_DATA ROWS_
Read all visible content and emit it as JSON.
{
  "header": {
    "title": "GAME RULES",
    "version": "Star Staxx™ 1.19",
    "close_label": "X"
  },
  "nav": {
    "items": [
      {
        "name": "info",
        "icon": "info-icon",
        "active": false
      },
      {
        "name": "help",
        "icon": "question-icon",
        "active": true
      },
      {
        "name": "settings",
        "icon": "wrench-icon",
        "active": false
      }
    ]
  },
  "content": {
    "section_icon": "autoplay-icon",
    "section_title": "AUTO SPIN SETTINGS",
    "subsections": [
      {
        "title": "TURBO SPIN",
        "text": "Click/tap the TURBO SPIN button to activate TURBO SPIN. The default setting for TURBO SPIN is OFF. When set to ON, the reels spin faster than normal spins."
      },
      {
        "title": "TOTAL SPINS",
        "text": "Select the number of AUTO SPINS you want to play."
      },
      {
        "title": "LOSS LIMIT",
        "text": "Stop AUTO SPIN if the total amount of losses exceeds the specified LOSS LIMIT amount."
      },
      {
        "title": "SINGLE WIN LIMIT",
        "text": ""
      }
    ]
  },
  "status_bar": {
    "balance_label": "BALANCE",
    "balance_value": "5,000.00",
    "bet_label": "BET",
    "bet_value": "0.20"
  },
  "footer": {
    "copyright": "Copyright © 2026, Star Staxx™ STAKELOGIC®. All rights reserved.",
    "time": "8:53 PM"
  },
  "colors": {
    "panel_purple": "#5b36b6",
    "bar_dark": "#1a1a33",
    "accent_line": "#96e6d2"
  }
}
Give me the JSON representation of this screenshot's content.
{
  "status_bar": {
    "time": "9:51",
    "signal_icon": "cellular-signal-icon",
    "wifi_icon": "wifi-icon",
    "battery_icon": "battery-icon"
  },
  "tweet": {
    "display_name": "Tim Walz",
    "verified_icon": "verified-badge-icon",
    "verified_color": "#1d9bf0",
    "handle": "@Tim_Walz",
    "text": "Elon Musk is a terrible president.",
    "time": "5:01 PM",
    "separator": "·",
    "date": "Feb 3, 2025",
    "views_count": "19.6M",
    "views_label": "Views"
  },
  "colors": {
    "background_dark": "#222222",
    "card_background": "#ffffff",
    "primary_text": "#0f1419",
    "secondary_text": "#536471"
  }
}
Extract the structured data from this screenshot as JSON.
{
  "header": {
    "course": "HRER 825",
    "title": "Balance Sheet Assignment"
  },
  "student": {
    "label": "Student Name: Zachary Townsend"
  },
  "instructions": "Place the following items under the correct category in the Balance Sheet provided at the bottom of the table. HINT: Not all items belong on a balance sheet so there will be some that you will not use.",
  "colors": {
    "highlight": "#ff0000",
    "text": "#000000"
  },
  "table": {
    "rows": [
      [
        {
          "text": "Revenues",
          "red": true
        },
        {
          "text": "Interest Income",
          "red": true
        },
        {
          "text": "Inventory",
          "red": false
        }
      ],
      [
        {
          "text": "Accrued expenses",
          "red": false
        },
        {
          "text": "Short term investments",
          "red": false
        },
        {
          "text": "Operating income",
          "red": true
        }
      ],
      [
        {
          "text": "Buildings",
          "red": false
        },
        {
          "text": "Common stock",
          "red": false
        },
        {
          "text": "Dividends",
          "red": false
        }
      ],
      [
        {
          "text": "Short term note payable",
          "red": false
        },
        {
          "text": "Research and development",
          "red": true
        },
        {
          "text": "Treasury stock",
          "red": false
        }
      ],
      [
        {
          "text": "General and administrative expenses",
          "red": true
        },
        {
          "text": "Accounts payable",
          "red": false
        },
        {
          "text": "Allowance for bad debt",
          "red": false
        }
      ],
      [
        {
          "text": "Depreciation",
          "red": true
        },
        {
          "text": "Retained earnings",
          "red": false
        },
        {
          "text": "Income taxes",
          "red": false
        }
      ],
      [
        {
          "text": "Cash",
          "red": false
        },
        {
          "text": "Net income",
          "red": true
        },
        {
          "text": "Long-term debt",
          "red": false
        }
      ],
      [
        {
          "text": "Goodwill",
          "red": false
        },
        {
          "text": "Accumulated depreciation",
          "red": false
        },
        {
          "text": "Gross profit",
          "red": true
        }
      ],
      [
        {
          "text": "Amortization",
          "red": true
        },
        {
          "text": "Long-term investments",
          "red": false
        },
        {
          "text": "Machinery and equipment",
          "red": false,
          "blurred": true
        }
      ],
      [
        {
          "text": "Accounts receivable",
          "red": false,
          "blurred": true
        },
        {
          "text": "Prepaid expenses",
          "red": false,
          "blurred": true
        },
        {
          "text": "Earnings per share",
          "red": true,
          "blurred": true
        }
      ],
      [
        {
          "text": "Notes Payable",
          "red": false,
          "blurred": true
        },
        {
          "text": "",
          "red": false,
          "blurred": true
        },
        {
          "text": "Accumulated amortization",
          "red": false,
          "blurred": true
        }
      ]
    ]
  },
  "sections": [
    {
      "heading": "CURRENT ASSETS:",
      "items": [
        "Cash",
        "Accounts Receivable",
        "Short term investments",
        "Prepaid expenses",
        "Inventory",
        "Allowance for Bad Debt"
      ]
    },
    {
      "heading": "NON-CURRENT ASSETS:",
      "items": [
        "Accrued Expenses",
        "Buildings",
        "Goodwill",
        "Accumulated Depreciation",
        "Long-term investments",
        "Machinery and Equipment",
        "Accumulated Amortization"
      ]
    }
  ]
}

_OBJECTIVE_
All of the entries should be written out again exactly.

_EXPECTED ANSWER_
Read all visible content and emit it as JSON.
{
  "header": {
    "title": "GAME RULES",
    "version": "Star Staxx™ 1.19",
    "close_label": "X"
  },
  "nav": {
    "items": [
      {
        "name": "info",
        "icon": "info-icon",
        "active": false
      },
      {
        "name": "help",
        "icon": "question-icon",
        "active": true
      },
      {
        "name": "settings",
        "icon": "wrench-icon",
        "active": false
      }
    ]
  },
  "content": {
    "section_icon": "autoplay-icon",
    "section_title": "AUTO SPIN SETTINGS",
    "subsections": [
      {
        "title": "TURBO SPIN",
        "text": "Click/tap the TURBO SPIN button to activate TURBO SPIN. The default setting for TURBO SPIN is OFF. When set to ON, the reels spin faster than normal spins."
      },
      {
        "title": "TOTAL SPINS",
        "text": "Select the number of AUTO SPINS you want to play."
      },
      {
        "title": "LOSS LIMIT",
        "text": "Stop AUTO SPIN if the total amount of losses exceeds the specified LOSS LIMIT amount."
      },
      {
        "title": "SINGLE WIN LIMIT",
        "text": ""
      }
    ]
  },
  "status_bar": {
    "balance_label": "BALANCE",
    "balance_value": "5,000.00",
    "bet_label": "BET",
    "bet_value": "0.20"
  },
  "footer": {
    "copyright": "Copyright © 2026, Star Staxx™ STAKELOGIC®. All rights reserved.",
    "time": "8:53 PM"
  },
  "colors": {
    "panel_purple": "#5b36b6",
    "bar_dark": "#1a1a33",
    "accent_line": "#96e6d2"
  }
}
Give me the JSON representation of this screenshot's content.
{
  "status_bar": {
    "time": "9:51",
    "signal_icon": "cellular-signal-icon",
    "wifi_icon": "wifi-icon",
    "battery_icon": "battery-icon"
  },
  "tweet": {
    "display_name": "Tim Walz",
    "verified_icon": "verified-badge-icon",
    "verified_color": "#1d9bf0",
    "handle": "@Tim_Walz",
    "text": "Elon Musk is a terrible president.",
    "time": "5:01 PM",
    "separator": "·",
    "date": "Feb 3, 2025",
    "views_count": "19.6M",
    "views_label": "Views"
  },
  "colors": {
    "background_dark": "#222222",
    "card_background": "#ffffff",
    "primary_text": "#0f1419",
    "secondary_text": "#536471"
  }
}
Extract the structured data from this screenshot as JSON.
{
  "header": {
    "course": "HRER 825",
    "title": "Balance Sheet Assignment"
  },
  "student": {
    "label": "Student Name: Zachary Townsend"
  },
  "instructions": "Place the following items under the correct category in the Balance Sheet provided at the bottom of the table. HINT: Not all items belong on a balance sheet so there will be some that you will not use.",
  "colors": {
    "highlight": "#ff0000",
    "text": "#000000"
  },
  "table": {
    "rows": [
      [
        {
          "text": "Revenues",
          "red": true
        },
        {
          "text": "Interest Income",
          "red": true
        },
        {
          "text": "Inventory",
          "red": false
        }
      ],
      [
        {
          "text": "Accrued expenses",
          "red": false
        },
        {
          "text": "Short term investments",
          "red": false
        },
        {
          "text": "Operating income",
          "red": true
        }
      ],
      [
        {
          "text": "Buildings",
          "red": false
        },
        {
          "text": "Common stock",
          "red": false
        },
        {
          "text": "Dividends",
          "red": false
        }
      ],
      [
        {
          "text": "Short term note payable",
          "red": false
        },
        {
          "text": "Research and development",
          "red": true
        },
        {
          "text": "Treasury stock",
          "red": false
        }
      ],
      [
        {
          "text": "General and administrative expenses",
          "red": true
        },
        {
          "text": "Accounts payable",
          "red": false
        },
        {
          "text": "Allowance for bad debt",
          "red": false
        }
      ],
      [
        {
          "text": "Depreciation",
          "red": true
        },
        {
          "text": "Retained earnings",
          "red": false
        },
        {
          "text": "Income taxes",
          "red": false
        }
      ],
      [
        {
          "text": "Cash",
          "red": false
        },
        {
          "text": "Net income",
          "red": true
        },
        {
          "text": "Long-term debt",
          "red": false
        }
      ],
      [
        {
          "text": "Goodwill",
          "red": false
        },
        {
          "text": "Accumulated depreciation",
          "red": false
        },
        {
          "text": "Gross profit",
          "red": true
        }
      ],
      [
        {
          "text": "Amortization",
          "red": true
        },
        {
          "text": "Long-term investments",
          "red": false
        },
        {
          "text": "Machinery and equipment",
          "red": false,
          "blurred": true
        }
      ],
      [
        {
          "text": "Accounts receivable",
          "red": false,
          "blurred": true
        },
        {
          "text": "Prepaid expenses",
          "red": false,
          "blurred": true
        },
        {
          "text": "Earnings per share",
          "red": true,
          "blurred": true
        }
      ],
      [
        {
          "text": "Notes Payable",
          "red": false,
          "blurred": true
        },
        {
          "text": "",
          "red": false,
          "blurred": true
        },
        {
          "text": "Accumulated amortization",
          "red": false,
          "blurred": true
        }
      ]
    ]
  },
  "sections": [
    {
      "heading": "CURRENT ASSETS:",
      "items": [
        "Cash",
        "Accounts Receivable",
        "Short term investments",
        "Prepaid expenses",
        "Inventory",
        "Allowance for Bad Debt"
      ]
    },
    {
      "heading": "NON-CURRENT ASSETS:",
      "items": [
        "Accrued Expenses",
        "Buildings",
        "Goodwill",
        "Accumulated Depreciation",
        "Long-term investments",
        "Machinery and Equipment",
        "Accumulated Amortization"
      ]
    }
  ]
}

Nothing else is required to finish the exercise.